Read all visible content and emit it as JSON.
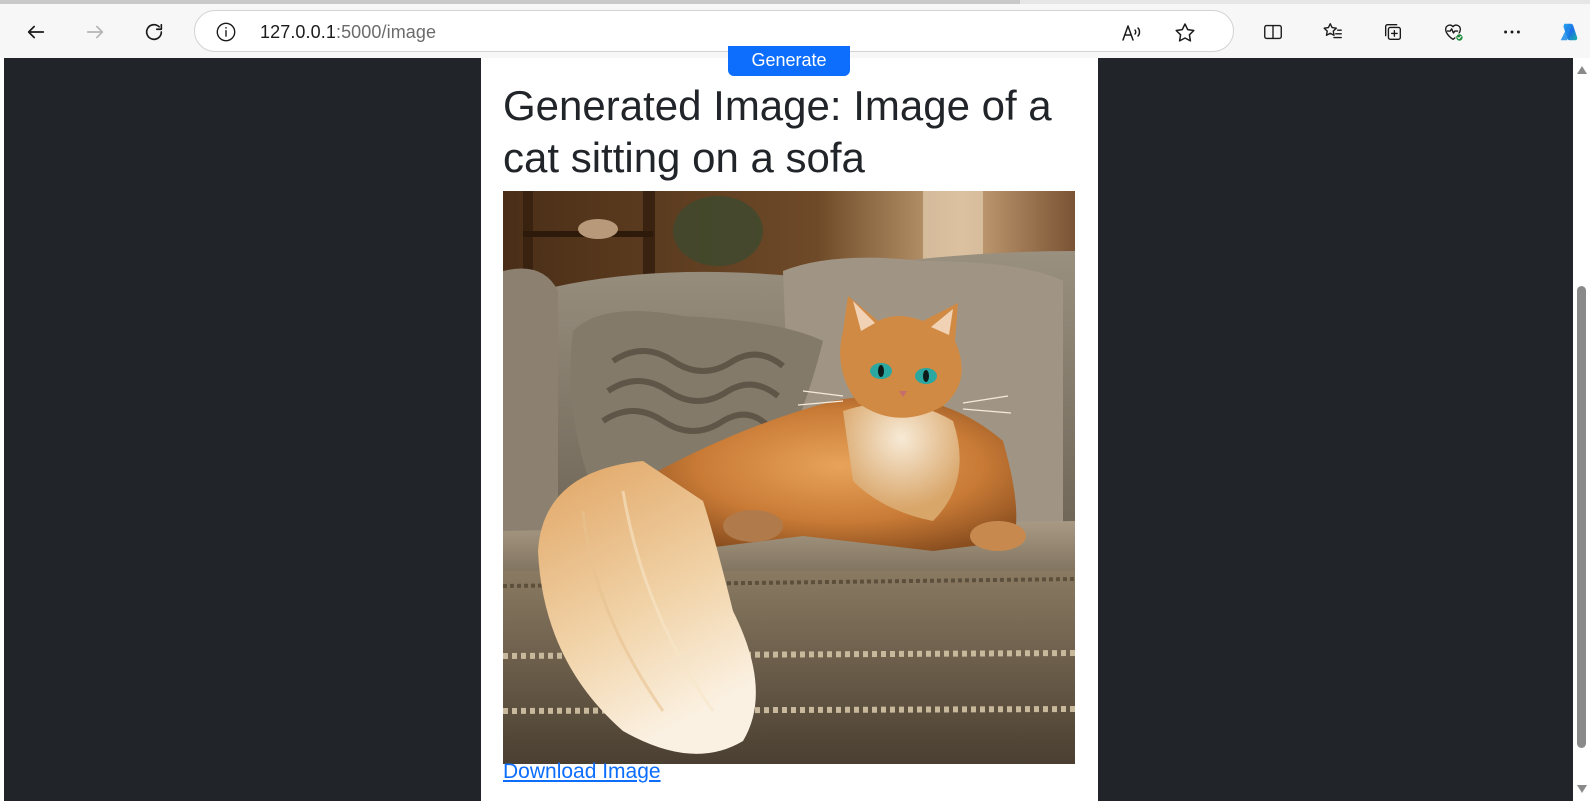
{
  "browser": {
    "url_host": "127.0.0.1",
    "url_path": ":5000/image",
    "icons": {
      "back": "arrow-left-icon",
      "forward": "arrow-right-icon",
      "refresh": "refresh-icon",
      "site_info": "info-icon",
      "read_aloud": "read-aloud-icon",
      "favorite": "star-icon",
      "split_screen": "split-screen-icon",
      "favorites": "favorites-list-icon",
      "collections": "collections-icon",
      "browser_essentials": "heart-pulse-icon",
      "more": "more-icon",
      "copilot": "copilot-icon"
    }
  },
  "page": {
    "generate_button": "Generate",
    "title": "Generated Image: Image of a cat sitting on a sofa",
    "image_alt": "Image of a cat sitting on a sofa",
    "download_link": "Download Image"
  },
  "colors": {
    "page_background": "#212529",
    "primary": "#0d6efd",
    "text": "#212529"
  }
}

______________________________

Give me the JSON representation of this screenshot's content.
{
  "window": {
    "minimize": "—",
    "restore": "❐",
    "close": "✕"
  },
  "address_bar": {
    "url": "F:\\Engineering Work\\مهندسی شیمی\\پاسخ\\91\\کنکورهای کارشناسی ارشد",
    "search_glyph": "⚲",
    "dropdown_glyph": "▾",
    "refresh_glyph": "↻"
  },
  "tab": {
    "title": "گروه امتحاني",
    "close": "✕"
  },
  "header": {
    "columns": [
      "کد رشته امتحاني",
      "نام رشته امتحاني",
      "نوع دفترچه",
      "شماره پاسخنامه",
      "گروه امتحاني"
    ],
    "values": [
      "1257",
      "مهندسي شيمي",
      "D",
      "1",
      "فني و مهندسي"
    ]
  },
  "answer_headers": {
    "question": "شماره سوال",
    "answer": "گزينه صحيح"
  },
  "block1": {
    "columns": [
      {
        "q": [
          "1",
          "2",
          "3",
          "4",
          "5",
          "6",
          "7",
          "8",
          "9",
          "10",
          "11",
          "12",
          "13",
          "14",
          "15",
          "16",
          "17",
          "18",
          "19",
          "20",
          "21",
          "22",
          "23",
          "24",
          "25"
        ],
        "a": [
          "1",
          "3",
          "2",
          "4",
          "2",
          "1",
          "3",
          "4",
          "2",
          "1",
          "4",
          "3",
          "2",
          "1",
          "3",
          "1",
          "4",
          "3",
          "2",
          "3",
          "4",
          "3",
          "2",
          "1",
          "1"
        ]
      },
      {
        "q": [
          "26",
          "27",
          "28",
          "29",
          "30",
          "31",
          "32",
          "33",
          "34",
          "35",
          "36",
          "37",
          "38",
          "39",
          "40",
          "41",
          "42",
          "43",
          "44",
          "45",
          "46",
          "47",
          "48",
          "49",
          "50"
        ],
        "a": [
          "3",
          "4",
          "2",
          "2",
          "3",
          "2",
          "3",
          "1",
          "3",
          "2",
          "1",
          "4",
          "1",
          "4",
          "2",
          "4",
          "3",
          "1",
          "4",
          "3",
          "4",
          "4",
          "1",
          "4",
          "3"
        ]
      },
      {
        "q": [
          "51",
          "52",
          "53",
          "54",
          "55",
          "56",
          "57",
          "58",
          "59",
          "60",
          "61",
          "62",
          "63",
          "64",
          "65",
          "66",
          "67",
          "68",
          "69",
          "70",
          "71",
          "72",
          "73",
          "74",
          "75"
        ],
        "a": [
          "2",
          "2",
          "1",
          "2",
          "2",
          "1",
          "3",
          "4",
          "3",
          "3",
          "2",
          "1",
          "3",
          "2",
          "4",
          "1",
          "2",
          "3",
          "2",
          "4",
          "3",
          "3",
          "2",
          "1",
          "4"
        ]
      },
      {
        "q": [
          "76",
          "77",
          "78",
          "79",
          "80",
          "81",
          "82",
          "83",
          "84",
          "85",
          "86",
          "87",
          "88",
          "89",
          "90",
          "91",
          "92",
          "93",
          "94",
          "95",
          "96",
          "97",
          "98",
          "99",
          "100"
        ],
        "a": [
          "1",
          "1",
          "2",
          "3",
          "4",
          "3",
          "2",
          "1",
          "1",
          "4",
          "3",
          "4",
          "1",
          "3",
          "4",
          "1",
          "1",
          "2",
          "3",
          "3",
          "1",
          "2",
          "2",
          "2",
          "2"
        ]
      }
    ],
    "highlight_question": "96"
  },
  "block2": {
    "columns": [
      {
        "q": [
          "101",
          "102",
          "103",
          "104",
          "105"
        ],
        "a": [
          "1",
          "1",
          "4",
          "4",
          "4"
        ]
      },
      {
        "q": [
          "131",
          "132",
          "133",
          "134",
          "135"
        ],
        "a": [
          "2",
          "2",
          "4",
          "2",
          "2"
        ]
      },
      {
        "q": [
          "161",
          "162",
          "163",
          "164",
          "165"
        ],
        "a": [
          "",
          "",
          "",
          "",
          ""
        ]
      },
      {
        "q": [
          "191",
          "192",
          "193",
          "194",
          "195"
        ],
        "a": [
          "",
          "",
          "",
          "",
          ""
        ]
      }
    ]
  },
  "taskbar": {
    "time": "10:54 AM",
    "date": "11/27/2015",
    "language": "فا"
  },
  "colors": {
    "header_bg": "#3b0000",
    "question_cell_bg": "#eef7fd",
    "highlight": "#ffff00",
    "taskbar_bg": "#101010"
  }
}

______________________________

- _Your instructions_: List the lines of the material in which the word "title" occurs.

- _Solution to this exercise_:
    "title": "Generated Image: Image of a cat sitting on a sofa",
    "title": "گروه امتحاني",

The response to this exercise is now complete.